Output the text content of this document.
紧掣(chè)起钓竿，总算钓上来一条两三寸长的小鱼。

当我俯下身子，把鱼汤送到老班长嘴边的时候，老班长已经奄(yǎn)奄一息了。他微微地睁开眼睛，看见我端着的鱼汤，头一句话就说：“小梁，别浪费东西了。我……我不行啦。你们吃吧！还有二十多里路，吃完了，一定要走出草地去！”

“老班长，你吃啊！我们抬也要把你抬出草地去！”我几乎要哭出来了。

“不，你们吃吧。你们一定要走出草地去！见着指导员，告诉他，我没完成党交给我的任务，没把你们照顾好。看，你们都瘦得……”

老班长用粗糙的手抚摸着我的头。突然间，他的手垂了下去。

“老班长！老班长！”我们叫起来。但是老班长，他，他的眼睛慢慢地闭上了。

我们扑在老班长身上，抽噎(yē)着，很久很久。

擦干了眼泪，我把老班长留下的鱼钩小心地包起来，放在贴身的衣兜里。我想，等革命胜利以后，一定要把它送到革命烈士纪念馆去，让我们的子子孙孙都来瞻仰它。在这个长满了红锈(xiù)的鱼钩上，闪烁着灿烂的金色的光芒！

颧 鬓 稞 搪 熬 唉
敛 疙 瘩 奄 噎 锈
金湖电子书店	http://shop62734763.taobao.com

**Instruction**
Write out the entries in full, exactly as given.

**Written solution**
Output the text content of this document.
紧掣(chè)起钓竿，总算钓上来一条两三寸长的小鱼。

当我俯下身子，把鱼汤送到老班长嘴边的时候，老班长已经奄(yǎn)奄一息了。他微微地睁开眼睛，看见我端着的鱼汤，头一句话就说：“小梁，别浪费东西了。我……我不行啦。你们吃吧！还有二十多里路，吃完了，一定要走出草地去！”

“老班长，你吃啊！我们抬也要把你抬出草地去！”我几乎要哭出来了。

“不，你们吃吧。你们一定要走出草地去！见着指导员，告诉他，我没完成党交给我的任务，没把你们照顾好。看，你们都瘦得……”

老班长用粗糙的手抚摸着我的头。突然间，他的手垂了下去。

“老班长！老班长！”我们叫起来。但是老班长，他，他的眼睛慢慢地闭上了。

我们扑在老班长身上，抽噎(yē)着，很久很久。

擦干了眼泪，我把老班长留下的鱼钩小心地包起来，放在贴身的衣兜里。我想，等革命胜利以后，一定要把它送到革命烈士纪念馆去，让我们的子子孙孙都来瞻仰它。在这个长满了红锈(xiù)的鱼钩上，闪烁着灿烂的金色的光芒！

颧 鬓 稞 搪 熬 唉
敛 疙 瘩 奄 噎 锈
金湖电子书店	http://shop62734763.taobao.com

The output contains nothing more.